### Task
Images are excluded; otherwise, output every record exactly.

### Dataset entries
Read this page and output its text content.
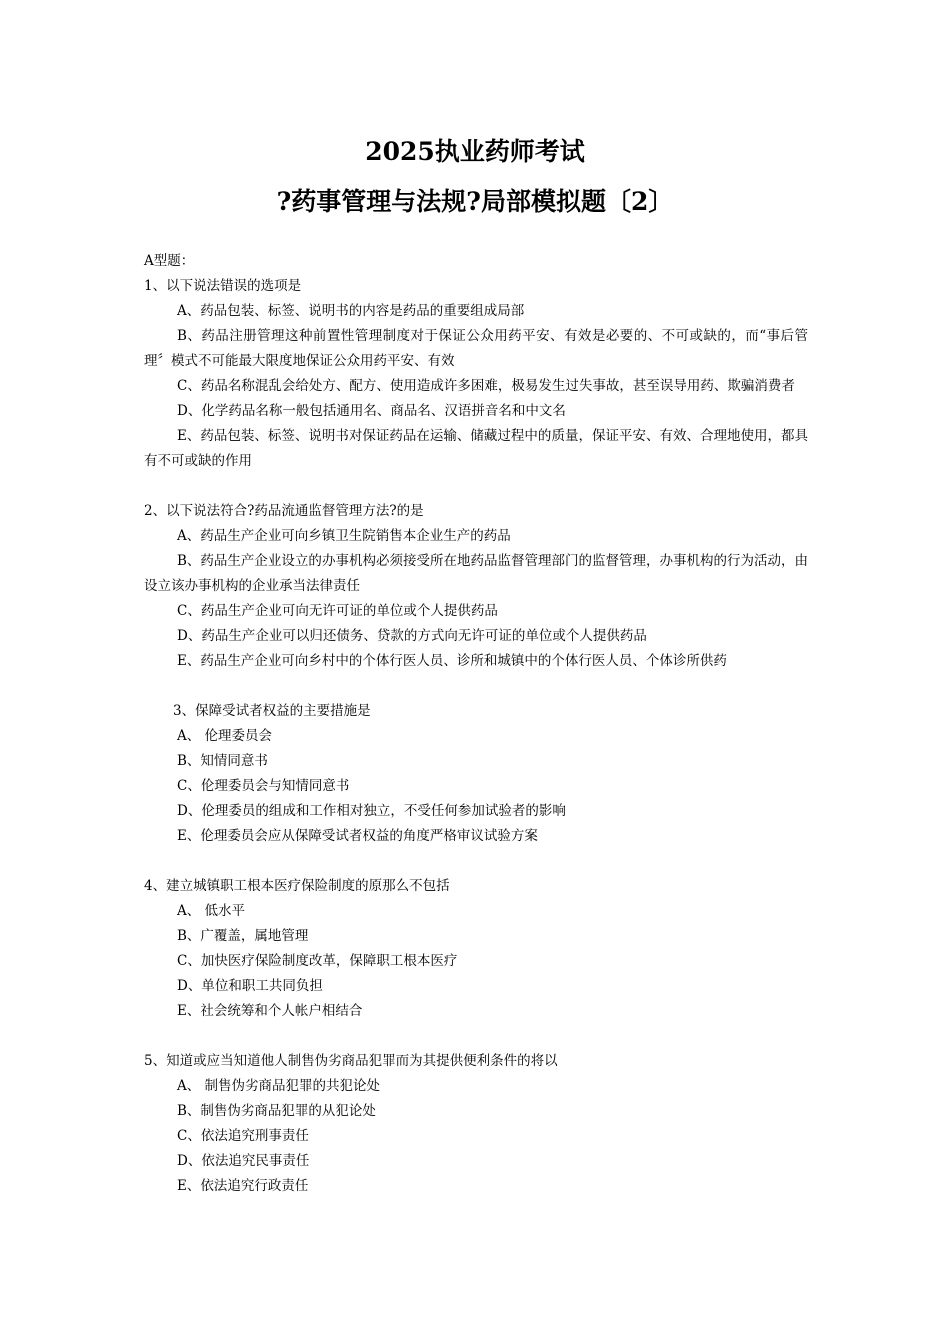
2025执业药师考试
?药事管理与法规?局部模拟题〔2〕

A型题：

1、以下说法错误的选项是

A、药品包装、标签、说明书的内容是药品的重要组成局部

B、药品注册管理这种前置性管理制度对于保证公众用药平安、有效是必要的、不可或缺的，而“事后管理〞模式不可能最大限度地保证公众用药平安、有效

C、药品名称混乱会给处方、配方、使用造成许多困难，极易发生过失事故，甚至误导用药、欺骗消费者

D、化学药品名称一般包括通用名、商品名、汉语拼音名和中文名

E、药品包装、标签、说明书对保证药品在运输、储藏过程中的质量，保证平安、有效、合理地使用，都具有不可或缺的作用

2、以下说法符合?药品流通监督管理方法?的是

A、药品生产企业可向乡镇卫生院销售本企业生产的药品

B、药品生产企业设立的办事机构必须接受所在地药品监督管理部门的监督管理，办事机构的行为活动，由设立该办事机构的企业承当法律责任

C、药品生产企业可向无许可证的单位或个人提供药品

D、药品生产企业可以归还债务、贷款的方式向无许可证的单位或个人提供药品

E、药品生产企业可向乡村中的个体行医人员、诊所和城镇中的个体行医人员、个体诊所供药

3、保障受试者权益的主要措施是

A、 伦理委员会

B、知情同意书

C、伦理委员会与知情同意书

D、伦理委员的组成和工作相对独立，不受任何参加试验者的影响

E、伦理委员会应从保障受试者权益的角度严格审议试验方案

4、建立城镇职工根本医疗保险制度的原那么不包括

A、 低水平

B、广覆盖，属地管理

C、加快医疗保险制度改革，保障职工根本医疗

D、单位和职工共同负担

E、社会统筹和个人帐户相结合

5、知道或应当知道他人制售伪劣商品犯罪而为其提供便利条件的将以

A、 制售伪劣商品犯罪的共犯论处

B、制售伪劣商品犯罪的从犯论处

C、依法追究刑事责任

D、依法追究民事责任

E、依法追究行政责任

### Solution
Read this page and output its text content.
2025执业药师考试
?药事管理与法规?局部模拟题〔2〕

A型题：

1、以下说法错误的选项是

A、药品包装、标签、说明书的内容是药品的重要组成局部

B、药品注册管理这种前置性管理制度对于保证公众用药平安、有效是必要的、不可或缺的，而“事后管理〞模式不可能最大限度地保证公众用药平安、有效

C、药品名称混乱会给处方、配方、使用造成许多困难，极易发生过失事故，甚至误导用药、欺骗消费者

D、化学药品名称一般包括通用名、商品名、汉语拼音名和中文名

E、药品包装、标签、说明书对保证药品在运输、储藏过程中的质量，保证平安、有效、合理地使用，都具有不可或缺的作用

2、以下说法符合?药品流通监督管理方法?的是

A、药品生产企业可向乡镇卫生院销售本企业生产的药品

B、药品生产企业设立的办事机构必须接受所在地药品监督管理部门的监督管理，办事机构的行为活动，由设立该办事机构的企业承当法律责任

C、药品生产企业可向无许可证的单位或个人提供药品

D、药品生产企业可以归还债务、贷款的方式向无许可证的单位或个人提供药品

E、药品生产企业可向乡村中的个体行医人员、诊所和城镇中的个体行医人员、个体诊所供药

3、保障受试者权益的主要措施是

A、 伦理委员会

B、知情同意书

C、伦理委员会与知情同意书

D、伦理委员的组成和工作相对独立，不受任何参加试验者的影响

E、伦理委员会应从保障受试者权益的角度严格审议试验方案

4、建立城镇职工根本医疗保险制度的原那么不包括

A、 低水平

B、广覆盖，属地管理

C、加快医疗保险制度改革，保障职工根本医疗

D、单位和职工共同负担

E、社会统筹和个人帐户相结合

5、知道或应当知道他人制售伪劣商品犯罪而为其提供便利条件的将以

A、 制售伪劣商品犯罪的共犯论处

B、制售伪劣商品犯罪的从犯论处

C、依法追究刑事责任

D、依法追究民事责任

E、依法追究行政责任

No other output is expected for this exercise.